Stored records:
-- -- --

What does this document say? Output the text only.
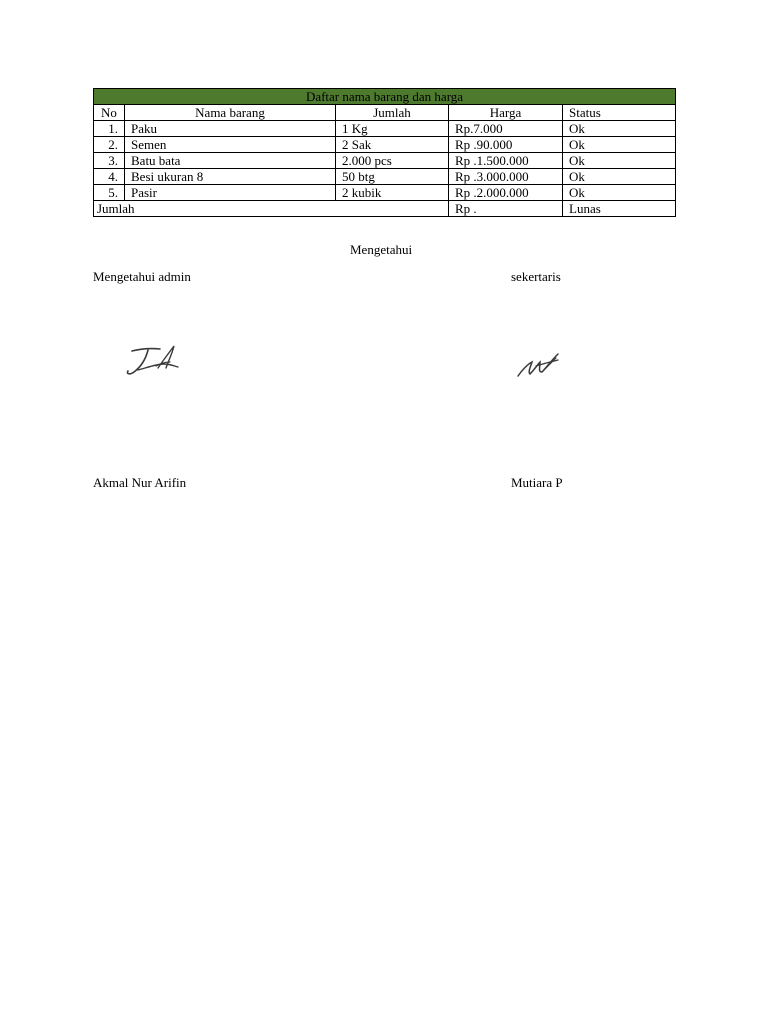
Daftar nama barang dan harga				
No	Nama barang	Jumlah	Harga	Status
1.	Paku	1 Kg	Rp.7.000	Ok
2.	Semen	2 Sak	Rp .90.000	Ok
3.	Batu bata	2.000 pcs	Rp .1.500.000	Ok
4.	Besi ukuran 8	50 btg	Rp .3.000.000	Ok
5.	Pasir	2 kubik	Rp .2.000.000	Ok
Jumlah			Rp .	Lunas
Mengetahui
Mengetahui admin	sekertaris
Akmal Nur Arifin	Mutiara P
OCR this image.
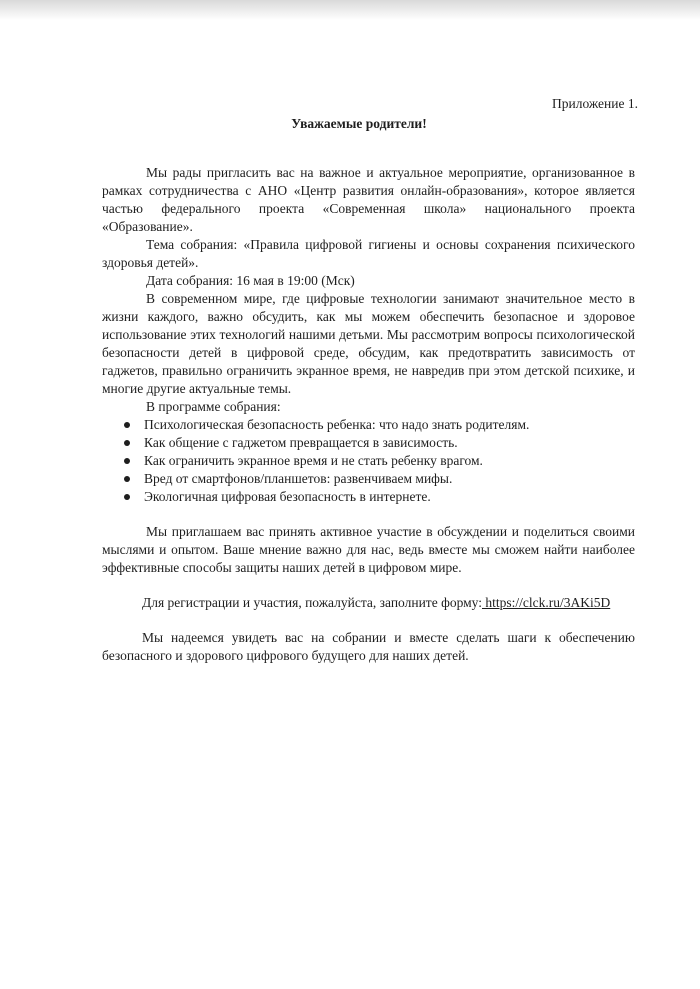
Приложение 1.
Уважаемые родители!

Мы рады пригласить вас на важное и актуальное мероприятие, организованное в рамках сотрудничества с АНО «Центр развития онлайн-образования», которое является частью федерального проекта «Современная школа» национального проекта «Образование».

Тема собрания: «Правила цифровой гигиены и основы сохранения психического здоровья детей».

Дата собрания: 16 мая в 19:00 (Мск)

В современном мире, где цифровые технологии занимают значительное место в жизни каждого, важно обсудить, как мы можем обеспечить безопасное и здоровое использование этих технологий нашими детьми. Мы рассмотрим вопросы психологической безопасности детей в цифровой среде, обсудим, как предотвратить зависимость от гаджетов, правильно ограничить экранное время, не навредив при этом детской психике, и многие другие актуальные темы.

В программе собрания:

Психологическая безопасность ребенка: что надо знать родителям.
Как общение с гаджетом превращается в зависимость.
Как ограничить экранное время и не стать ребенку врагом.
Вред от смартфонов/планшетов: развенчиваем мифы.
Экологичная цифровая безопасность в интернете.

Мы приглашаем вас принять активное участие в обсуждении и поделиться своими мыслями и опытом. Ваше мнение важно для нас, ведь вместе мы сможем найти наиболее эффективные способы защиты наших детей в цифровом мире.

Для регистрации и участия, пожалуйста, заполните форму: https://clck.ru/3AKi5D

Мы надеемся увидеть вас на собрании и вместе сделать шаги к обеспечению безопасного и здорового цифрового будущего для наших детей.
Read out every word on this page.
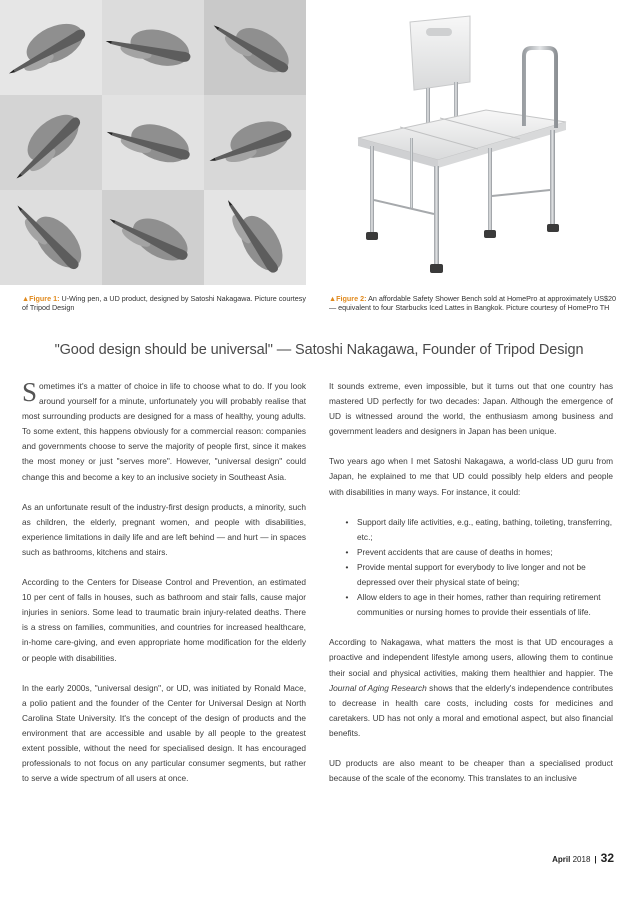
▲Figure 1: U-Wing pen, a UD product, designed by Satoshi Nakagawa. Picture courtesy of Tripod Design
▲Figure 2: An affordable Safety Shower Bench sold at HomePro at approximately US$20 — equivalent to four Starbucks Iced Lattes in Bangkok. Picture courtesy of HomePro TH
"Good design should be universal" — Satoshi Nakagawa, Founder of Tripod Design

Sometimes it's a matter of choice in life to choose what to do. If you look around yourself for a minute, unfortunately you will probably realise that most surrounding products are designed for a mass of healthy, young adults. To some extent, this happens obviously for a commercial reason: companies and governments choose to serve the majority of people first, since it makes the most money or just "serves more". However, "universal design" could change this and become a key to an inclusive society in Southeast Asia.

As an unfortunate result of the industry-first design products, a minority, such as children, the elderly, pregnant women, and people with disabilities, experience limitations in daily life and are left behind — and hurt — in spaces such as bathrooms, kitchens and stairs.

According to the Centers for Disease Control and Prevention, an estimated 10 per cent of falls in houses, such as bathroom and stair falls, cause major injuries in seniors. Some lead to traumatic brain injury-related deaths. There is a stress on families, communities, and countries for increased healthcare, in-home care-giving, and even appropriate home modification for the elderly or people with disabilities.

In the early 2000s, "universal design", or UD, was initiated by Ronald Mace, a polio patient and the founder of the Center for Universal Design at North Carolina State University. It's the concept of the design of products and the environment that are accessible and usable by all people to the greatest extent possible, without the need for specialised design. It has encouraged professionals to not focus on any particular consumer segments, but rather to serve a wide spectrum of all users at once.

It sounds extreme, even impossible, but it turns out that one country has mastered UD perfectly for two decades: Japan. Although the emergence of UD is witnessed around the world, the enthusiasm among business and government leaders and designers in Japan has been unique.

Two years ago when I met Satoshi Nakagawa, a world-class UD guru from Japan, he explained to me that UD could possibly help elders and people with disabilities in many ways. For instance, it could:

• Support daily life activities, e.g., eating, bathing, toileting, transferring, etc.;
• Prevent accidents that are cause of deaths in homes;
• Provide mental support for everybody to live longer and not be depressed over their physical state of being;
• Allow elders to age in their homes, rather than requiring retirement communities or nursing homes to provide their essentials of life.

According to Nakagawa, what matters the most is that UD encourages a proactive and independent lifestyle among users, allowing them to continue their social and physical activities, making them healthier and happier. The Journal of Aging Research shows that the elderly's independence contributes to decrease in health care costs, including costs for medicines and caretakers. UD has not only a moral and emotional aspect, but also financial benefits.

UD products are also meant to be cheaper than a specialised product because of the scale of the economy. This translates to an inclusive

April 2018 | 32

-- -- --

**WORK TO BE COMPLETED**. Say, as a bare number, how many lines in the entries above include the string "Mengetahui".

**FULL SOLUTION**. 2